> **Excerpted text**:
□ □ □ □ □ □ □

It sounds to me like you have a pretty good idea of the technical details and challenges in such a project. You'd need to find someone with medical experience that you could work with to figure out the details, but you could find quite a bit of that expertise just by chatting with your local medical school. And at least in the short-term you won't have to worry about medical device certification, since most of the ideas you've mentioned would not directly get used for medical treatment; any actual diagnosis would still get done by a physician.

If you're serious about being willing to work on this proportionally to how much funding you get, then please by all means start a project. Pick a couple of appropriate ambitious-but-likely-possible goals, set expectations very clearly, and see if you get any takers.

waterlesscloud|14 years ago

Would this project need FDA approval? If so, the timeline would be quite long and a million bucks would come nowhere near covering it...

possibilistic|14 years ago

This is literally the field I'm preparing to go into after I get my PhD in systems bio. The absolute best way to develop models for markers is to study metabolomics data for a huge sample size.

□ □ □ □ □ □ □

> **Data listing**:
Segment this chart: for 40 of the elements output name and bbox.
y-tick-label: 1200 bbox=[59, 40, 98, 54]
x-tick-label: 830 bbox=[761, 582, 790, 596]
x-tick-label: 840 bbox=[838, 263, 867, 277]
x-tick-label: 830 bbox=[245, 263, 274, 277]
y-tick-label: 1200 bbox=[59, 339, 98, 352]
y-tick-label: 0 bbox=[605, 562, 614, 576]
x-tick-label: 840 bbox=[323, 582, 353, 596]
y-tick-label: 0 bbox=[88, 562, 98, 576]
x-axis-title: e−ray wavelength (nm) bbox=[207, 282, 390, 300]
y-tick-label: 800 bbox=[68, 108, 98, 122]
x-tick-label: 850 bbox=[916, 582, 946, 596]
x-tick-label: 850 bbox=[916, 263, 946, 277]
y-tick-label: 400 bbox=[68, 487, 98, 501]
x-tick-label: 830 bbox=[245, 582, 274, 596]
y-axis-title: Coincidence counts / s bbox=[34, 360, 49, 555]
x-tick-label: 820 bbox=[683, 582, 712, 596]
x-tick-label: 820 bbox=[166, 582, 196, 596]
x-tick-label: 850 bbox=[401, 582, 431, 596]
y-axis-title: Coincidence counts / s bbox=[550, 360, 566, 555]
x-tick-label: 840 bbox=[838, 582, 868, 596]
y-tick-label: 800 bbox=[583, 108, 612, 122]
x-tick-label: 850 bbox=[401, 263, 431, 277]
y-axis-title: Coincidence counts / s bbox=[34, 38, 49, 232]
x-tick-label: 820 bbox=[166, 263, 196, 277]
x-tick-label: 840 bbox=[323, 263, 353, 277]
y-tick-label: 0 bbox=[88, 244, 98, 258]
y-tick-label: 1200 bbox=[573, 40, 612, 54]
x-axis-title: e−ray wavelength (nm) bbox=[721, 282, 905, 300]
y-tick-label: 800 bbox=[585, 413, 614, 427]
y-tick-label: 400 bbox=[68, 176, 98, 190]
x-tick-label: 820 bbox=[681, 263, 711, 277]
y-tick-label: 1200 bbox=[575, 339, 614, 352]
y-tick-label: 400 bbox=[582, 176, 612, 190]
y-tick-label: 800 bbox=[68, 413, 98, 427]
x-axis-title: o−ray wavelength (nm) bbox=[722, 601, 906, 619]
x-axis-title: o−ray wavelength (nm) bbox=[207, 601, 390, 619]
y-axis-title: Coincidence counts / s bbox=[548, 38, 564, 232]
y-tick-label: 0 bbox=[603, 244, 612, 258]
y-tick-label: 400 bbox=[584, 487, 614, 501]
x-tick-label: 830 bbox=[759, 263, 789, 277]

□ □ □ □ □ □ □

> **What to do**:
1. Answer these questions about the comment thread:
(a) Where does the first comment say quite a bit of medical expertise could be found?
(b) According to waterlesscloud, what would a million bucks do if the project needed FDA approval?
(c) What will possibilistic get a PhD in?
2. Summarize the comment thread in two sentences.
3. Carry on the comment thread about the medical project from the point where it stops.
The rows have no connection to the comment thread.

> **Responses to the tasks**:
1.
(a) By chatting with your local medical school.
(b) It would come nowhere near covering it.
(c) Systems bio.

2. The first comment says the project would need someone with medical experience, who could be found at a local medical school, and that medical device certification is not a short-term worry because a physician would still do any actual diagnosis. It urges starting the project with a few ambitious-but-likely-possible goals and clear expectations, while later replies ask whether FDA approval would be needed, warn that a million bucks would then come nowhere near covering it, and say the best way to develop models for markers is to study metabolomics data for a huge sample size.

3.
Take, for example, urine samples from a large number of at-risk persons and see how a specific type of cancer manifests within the group. Run the samples on GCxGC-MS and do high-order statistical comparisons or train an ML model to pick up on the markers. Given the proper treatment, these may correlate to breakdown products attributable to the development of cancerous cells.

You can model any metabolome too: blood, breath, sweat, biopsy... Urine is probably the least invasive. You should learn a thing or two about how elimination works: glucuronidation and other reactions that modify substrates to be polar enough.